| Goal of the exercise |
Extract the entries in their exact form.

| Material shown |
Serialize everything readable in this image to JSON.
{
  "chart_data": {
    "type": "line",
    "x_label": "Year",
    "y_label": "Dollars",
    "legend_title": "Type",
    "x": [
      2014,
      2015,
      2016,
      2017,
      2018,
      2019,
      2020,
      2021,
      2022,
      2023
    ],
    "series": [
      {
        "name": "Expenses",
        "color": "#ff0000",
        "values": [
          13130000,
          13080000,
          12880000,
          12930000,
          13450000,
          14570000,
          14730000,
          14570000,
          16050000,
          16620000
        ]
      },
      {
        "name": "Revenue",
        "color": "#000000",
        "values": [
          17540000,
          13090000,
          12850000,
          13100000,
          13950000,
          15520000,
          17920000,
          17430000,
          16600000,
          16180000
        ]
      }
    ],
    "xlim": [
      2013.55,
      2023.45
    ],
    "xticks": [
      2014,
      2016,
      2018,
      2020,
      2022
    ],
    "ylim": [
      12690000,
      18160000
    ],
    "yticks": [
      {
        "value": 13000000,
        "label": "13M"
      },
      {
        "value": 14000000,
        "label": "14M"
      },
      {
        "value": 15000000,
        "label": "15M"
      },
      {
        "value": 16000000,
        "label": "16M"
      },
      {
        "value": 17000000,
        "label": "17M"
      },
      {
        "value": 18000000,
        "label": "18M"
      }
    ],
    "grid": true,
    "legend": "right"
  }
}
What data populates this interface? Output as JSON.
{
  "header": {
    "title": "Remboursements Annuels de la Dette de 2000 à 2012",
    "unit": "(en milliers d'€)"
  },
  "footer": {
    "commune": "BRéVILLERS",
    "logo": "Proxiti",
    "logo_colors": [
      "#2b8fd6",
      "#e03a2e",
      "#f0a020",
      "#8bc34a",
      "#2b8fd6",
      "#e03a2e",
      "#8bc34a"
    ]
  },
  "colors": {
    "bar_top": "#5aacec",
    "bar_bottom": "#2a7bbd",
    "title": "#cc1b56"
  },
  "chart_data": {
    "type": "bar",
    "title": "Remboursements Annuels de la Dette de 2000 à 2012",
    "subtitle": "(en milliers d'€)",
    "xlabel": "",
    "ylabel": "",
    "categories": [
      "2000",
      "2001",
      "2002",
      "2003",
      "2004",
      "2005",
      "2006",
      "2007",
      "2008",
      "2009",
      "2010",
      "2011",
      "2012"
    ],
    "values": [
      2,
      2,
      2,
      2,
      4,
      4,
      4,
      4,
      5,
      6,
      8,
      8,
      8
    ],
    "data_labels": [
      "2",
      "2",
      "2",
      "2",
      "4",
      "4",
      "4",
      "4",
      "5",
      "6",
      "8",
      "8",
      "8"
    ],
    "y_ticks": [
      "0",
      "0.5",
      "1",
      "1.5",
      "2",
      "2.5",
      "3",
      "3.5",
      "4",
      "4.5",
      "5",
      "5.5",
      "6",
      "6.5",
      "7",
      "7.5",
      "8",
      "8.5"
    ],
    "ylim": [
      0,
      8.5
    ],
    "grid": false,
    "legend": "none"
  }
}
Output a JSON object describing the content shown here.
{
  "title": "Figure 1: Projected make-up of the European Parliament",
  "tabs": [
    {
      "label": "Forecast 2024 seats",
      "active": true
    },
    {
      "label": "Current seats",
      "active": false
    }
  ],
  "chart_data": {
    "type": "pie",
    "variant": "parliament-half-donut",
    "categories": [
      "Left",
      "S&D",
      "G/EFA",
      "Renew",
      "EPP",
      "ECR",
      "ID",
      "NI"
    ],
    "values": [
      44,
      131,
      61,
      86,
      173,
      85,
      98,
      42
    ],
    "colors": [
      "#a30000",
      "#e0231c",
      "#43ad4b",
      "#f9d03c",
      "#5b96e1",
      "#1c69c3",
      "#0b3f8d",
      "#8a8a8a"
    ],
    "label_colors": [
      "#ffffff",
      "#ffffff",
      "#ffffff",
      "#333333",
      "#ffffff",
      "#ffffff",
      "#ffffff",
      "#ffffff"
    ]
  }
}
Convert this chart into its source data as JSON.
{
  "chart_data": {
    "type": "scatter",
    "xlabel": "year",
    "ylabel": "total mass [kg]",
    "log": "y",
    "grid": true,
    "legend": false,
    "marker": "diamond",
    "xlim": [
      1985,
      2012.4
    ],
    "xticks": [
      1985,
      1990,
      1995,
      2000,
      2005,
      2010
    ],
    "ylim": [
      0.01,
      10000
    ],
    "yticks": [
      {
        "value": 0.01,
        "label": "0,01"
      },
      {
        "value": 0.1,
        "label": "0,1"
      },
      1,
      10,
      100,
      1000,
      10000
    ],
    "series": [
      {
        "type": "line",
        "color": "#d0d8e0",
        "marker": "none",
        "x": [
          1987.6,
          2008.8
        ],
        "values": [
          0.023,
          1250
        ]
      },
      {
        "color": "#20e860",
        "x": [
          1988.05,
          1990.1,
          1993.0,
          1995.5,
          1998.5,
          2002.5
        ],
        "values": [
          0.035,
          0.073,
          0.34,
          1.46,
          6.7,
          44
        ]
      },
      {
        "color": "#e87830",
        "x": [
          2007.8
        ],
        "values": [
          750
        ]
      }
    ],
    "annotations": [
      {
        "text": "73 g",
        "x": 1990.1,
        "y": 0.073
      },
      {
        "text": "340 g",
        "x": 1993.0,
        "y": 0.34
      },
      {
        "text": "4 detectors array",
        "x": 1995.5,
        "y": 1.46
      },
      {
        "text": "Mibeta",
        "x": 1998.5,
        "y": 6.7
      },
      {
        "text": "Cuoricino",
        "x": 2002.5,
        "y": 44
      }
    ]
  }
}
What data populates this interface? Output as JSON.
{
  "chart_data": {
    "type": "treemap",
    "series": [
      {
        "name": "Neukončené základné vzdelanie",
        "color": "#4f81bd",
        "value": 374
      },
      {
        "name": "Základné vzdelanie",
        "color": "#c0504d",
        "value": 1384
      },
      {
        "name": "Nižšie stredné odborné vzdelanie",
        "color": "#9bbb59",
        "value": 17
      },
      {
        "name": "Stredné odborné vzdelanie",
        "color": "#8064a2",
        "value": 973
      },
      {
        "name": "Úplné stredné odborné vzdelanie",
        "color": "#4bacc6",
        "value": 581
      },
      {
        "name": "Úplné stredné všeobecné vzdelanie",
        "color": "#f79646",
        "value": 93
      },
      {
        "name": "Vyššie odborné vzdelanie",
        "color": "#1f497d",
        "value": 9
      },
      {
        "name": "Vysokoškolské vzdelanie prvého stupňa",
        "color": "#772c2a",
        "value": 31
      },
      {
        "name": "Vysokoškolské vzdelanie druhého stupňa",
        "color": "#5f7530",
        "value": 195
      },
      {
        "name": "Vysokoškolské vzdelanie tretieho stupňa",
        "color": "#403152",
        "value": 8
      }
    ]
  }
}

| In response |
Serialize everything readable in this image to JSON.
{
  "chart_data": {
    "type": "line",
    "x_label": "Year",
    "y_label": "Dollars",
    "legend_title": "Type",
    "x": [
      2014,
      2015,
      2016,
      2017,
      2018,
      2019,
      2020,
      2021,
      2022,
      2023
    ],
    "series": [
      {
        "name": "Expenses",
        "color": "#ff0000",
        "values": [
          13130000,
          13080000,
          12880000,
          12930000,
          13450000,
          14570000,
          14730000,
          14570000,
          16050000,
          16620000
        ]
      },
      {
        "name": "Revenue",
        "color": "#000000",
        "values": [
          17540000,
          13090000,
          12850000,
          13100000,
          13950000,
          15520000,
          17920000,
          17430000,
          16600000,
          16180000
        ]
      }
    ],
    "xlim": [
      2013.55,
      2023.45
    ],
    "xticks": [
      2014,
      2016,
      2018,
      2020,
      2022
    ],
    "ylim": [
      12690000,
      18160000
    ],
    "yticks": [
      {
        "value": 13000000,
        "label": "13M"
      },
      {
        "value": 14000000,
        "label": "14M"
      },
      {
        "value": 15000000,
        "label": "15M"
      },
      {
        "value": 16000000,
        "label": "16M"
      },
      {
        "value": 17000000,
        "label": "17M"
      },
      {
        "value": 18000000,
        "label": "18M"
      }
    ],
    "grid": true,
    "legend": "right"
  }
}
What data populates this interface? Output as JSON.
{
  "header": {
    "title": "Remboursements Annuels de la Dette de 2000 à 2012",
    "unit": "(en milliers d'€)"
  },
  "footer": {
    "commune": "BRéVILLERS",
    "logo": "Proxiti",
    "logo_colors": [
      "#2b8fd6",
      "#e03a2e",
      "#f0a020",
      "#8bc34a",
      "#2b8fd6",
      "#e03a2e",
      "#8bc34a"
    ]
  },
  "colors": {
    "bar_top": "#5aacec",
    "bar_bottom": "#2a7bbd",
    "title": "#cc1b56"
  },
  "chart_data": {
    "type": "bar",
    "title": "Remboursements Annuels de la Dette de 2000 à 2012",
    "subtitle": "(en milliers d'€)",
    "xlabel": "",
    "ylabel": "",
    "categories": [
      "2000",
      "2001",
      "2002",
      "2003",
      "2004",
      "2005",
      "2006",
      "2007",
      "2008",
      "2009",
      "2010",
      "2011",
      "2012"
    ],
    "values": [
      2,
      2,
      2,
      2,
      4,
      4,
      4,
      4,
      5,
      6,
      8,
      8,
      8
    ],
    "data_labels": [
      "2",
      "2",
      "2",
      "2",
      "4",
      "4",
      "4",
      "4",
      "5",
      "6",
      "8",
      "8",
      "8"
    ],
    "y_ticks": [
      "0",
      "0.5",
      "1",
      "1.5",
      "2",
      "2.5",
      "3",
      "3.5",
      "4",
      "4.5",
      "5",
      "5.5",
      "6",
      "6.5",
      "7",
      "7.5",
      "8",
      "8.5"
    ],
    "ylim": [
      0,
      8.5
    ],
    "grid": false,
    "legend": "none"
  }
}
Output a JSON object describing the content shown here.
{
  "title": "Figure 1: Projected make-up of the European Parliament",
  "tabs": [
    {
      "label": "Forecast 2024 seats",
      "active": true
    },
    {
      "label": "Current seats",
      "active": false
    }
  ],
  "chart_data": {
    "type": "pie",
    "variant": "parliament-half-donut",
    "categories": [
      "Left",
      "S&D",
      "G/EFA",
      "Renew",
      "EPP",
      "ECR",
      "ID",
      "NI"
    ],
    "values": [
      44,
      131,
      61,
      86,
      173,
      85,
      98,
      42
    ],
    "colors": [
      "#a30000",
      "#e0231c",
      "#43ad4b",
      "#f9d03c",
      "#5b96e1",
      "#1c69c3",
      "#0b3f8d",
      "#8a8a8a"
    ],
    "label_colors": [
      "#ffffff",
      "#ffffff",
      "#ffffff",
      "#333333",
      "#ffffff",
      "#ffffff",
      "#ffffff",
      "#ffffff"
    ]
  }
}
Convert this chart into its source data as JSON.
{
  "chart_data": {
    "type": "scatter",
    "xlabel": "year",
    "ylabel": "total mass [kg]",
    "log": "y",
    "grid": true,
    "legend": false,
    "marker": "diamond",
    "xlim": [
      1985,
      2012.4
    ],
    "xticks": [
      1985,
      1990,
      1995,
      2000,
      2005,
      2010
    ],
    "ylim": [
      0.01,
      10000
    ],
    "yticks": [
      {
        "value": 0.01,
        "label": "0,01"
      },
      {
        "value": 0.1,
        "label": "0,1"
      },
      1,
      10,
      100,
      1000,
      10000
    ],
    "series": [
      {
        "type": "line",
        "color": "#d0d8e0",
        "marker": "none",
        "x": [
          1987.6,
          2008.8
        ],
        "values": [
          0.023,
          1250
        ]
      },
      {
        "color": "#20e860",
        "x": [
          1988.05,
          1990.1,
          1993.0,
          1995.5,
          1998.5,
          2002.5
        ],
        "values": [
          0.035,
          0.073,
          0.34,
          1.46,
          6.7,
          44
        ]
      },
      {
        "color": "#e87830",
        "x": [
          2007.8
        ],
        "values": [
          750
        ]
      }
    ],
    "annotations": [
      {
        "text": "73 g",
        "x": 1990.1,
        "y": 0.073
      },
      {
        "text": "340 g",
        "x": 1993.0,
        "y": 0.34
      },
      {
        "text": "4 detectors array",
        "x": 1995.5,
        "y": 1.46
      },
      {
        "text": "Mibeta",
        "x": 1998.5,
        "y": 6.7
      },
      {
        "text": "Cuoricino",
        "x": 2002.5,
        "y": 44
      }
    ]
  }
}
What data populates this interface? Output as JSON.
{
  "chart_data": {
    "type": "treemap",
    "series": [
      {
        "name": "Neukončené základné vzdelanie",
        "color": "#4f81bd",
        "value": 374
      },
      {
        "name": "Základné vzdelanie",
        "color": "#c0504d",
        "value": 1384
      },
      {
        "name": "Nižšie stredné odborné vzdelanie",
        "color": "#9bbb59",
        "value": 17
      },
      {
        "name": "Stredné odborné vzdelanie",
        "color": "#8064a2",
        "value": 973
      },
      {
        "name": "Úplné stredné odborné vzdelanie",
        "color": "#4bacc6",
        "value": 581
      },
      {
        "name": "Úplné stredné všeobecné vzdelanie",
        "color": "#f79646",
        "value": 93
      },
      {
        "name": "Vyššie odborné vzdelanie",
        "color": "#1f497d",
        "value": 9
      },
      {
        "name": "Vysokoškolské vzdelanie prvého stupňa",
        "color": "#772c2a",
        "value": 31
      },
      {
        "name": "Vysokoškolské vzdelanie druhého stupňa",
        "color": "#5f7530",
        "value": 195
      },
      {
        "name": "Vysokoškolské vzdelanie tretieho stupňa",
        "color": "#403152",
        "value": 8
      }
    ]
  }
}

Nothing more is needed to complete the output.